→ Goal:
Collect all lines below with the string "сертификата".

(Saved data entries)
________

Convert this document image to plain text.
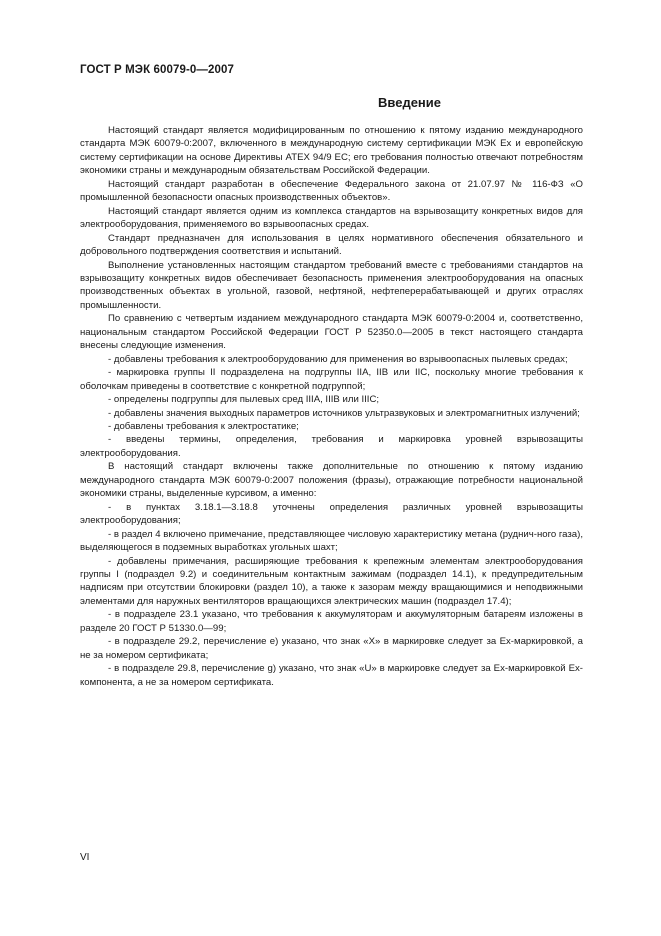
ГОСТ Р МЭК 60079-0—2007
Введение

Настоящий стандарт является модифицированным по отношению к пятому изданию международного стандарта МЭК 60079-0:2007, включенного в международную систему сертификации МЭК Ex и европейскую систему сертификации на основе Директивы ATEX 94/9 EC; его требования полностью отвечают потребностям экономики страны и международным обязательствам Российской Федерации.

Настоящий стандарт разработан в обеспечение Федерального закона от 21.07.97 № 116-ФЗ «О промышленной безопасности опасных производственных объектов».

Настоящий стандарт является одним из комплекса стандартов на взрывозащиту конкретных видов для электрооборудования, применяемого во взрывоопасных средах.

Стандарт предназначен для использования в целях нормативного обеспечения обязательного и добровольного подтверждения соответствия и испытаний.

Выполнение установленных настоящим стандартом требований вместе с требованиями стандартов на взрывозащиту конкретных видов обеспечивает безопасность применения электрооборудования на опасных производственных объектах в угольной, газовой, нефтяной, нефтеперерабатывающей и других отраслях промышленности.

По сравнению с четвертым изданием международного стандарта МЭК 60079-0:2004 и, соответственно, национальным стандартом Российской Федерации ГОСТ Р 52350.0—2005 в текст настоящего стандарта внесены следующие изменения.

- добавлены требования к электрооборудованию для применения во взрывоопасных пылевых средах;

- маркировка группы II подразделена на подгруппы IIA, IIB или IIC, поскольку многие требования к оболочкам приведены в соответствие с конкретной подгруппой;

- определены подгруппы для пылевых сред IIIA, IIIB или IIIC;

- добавлены значения выходных параметров источников ультразвуковых и электромагнитных излучений;

- добавлены требования к электростатике;

- введены термины, определения, требования и маркировка уровней взрывозащиты электрооборудования.

В настоящий стандарт включены также дополнительные по отношению к пятому изданию международного стандарта МЭК 60079-0:2007 положения (фразы), отражающие потребности национальной экономики страны, выделенные курсивом, а именно:

- в пунктах 3.18.1—3.18.8 уточнены определения различных уровней взрывозащиты электрооборудования;

- в раздел 4 включено примечание, представляющее числовую характеристику метана (руднич-ного газа), выделяющегося в подземных выработках угольных шахт;

- добавлены примечания, расширяющие требования к крепежным элементам электрооборудования группы I (подраздел 9.2) и соединительным контактным зажимам (подраздел 14.1), к предупредительным надписям при отсутствии блокировки (раздел 10), а также к зазорам между вращающимися и неподвижными элементами для наружных вентиляторов вращающихся электрических машин (подраздел 17.4);

- в подразделе 23.1 указано, что требования к аккумуляторам и аккумуляторным батареям изложены в разделе 20 ГОСТ Р 51330.0—99;

- в подразделе 29.2, перечисление e) указано, что знак «X» в маркировке следует за Ex-маркировкой, а не за номером сертификата;

- в подразделе 29.8, перечисление g) указано, что знак «U» в маркировке следует за Ex-маркировкой Ex-компонента, а не за номером сертификата.

VI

________

→ Reply:
- в подразделе 29.2, перечисление e) указано, что знак «X» в маркировке следует за Ex-маркировкой, а не за номером сертификата;
- в подразделе 29.8, перечисление g) указано, что знак «U» в маркировке следует за Ex-маркировкой Ex-компонента, а не за номером сертификата.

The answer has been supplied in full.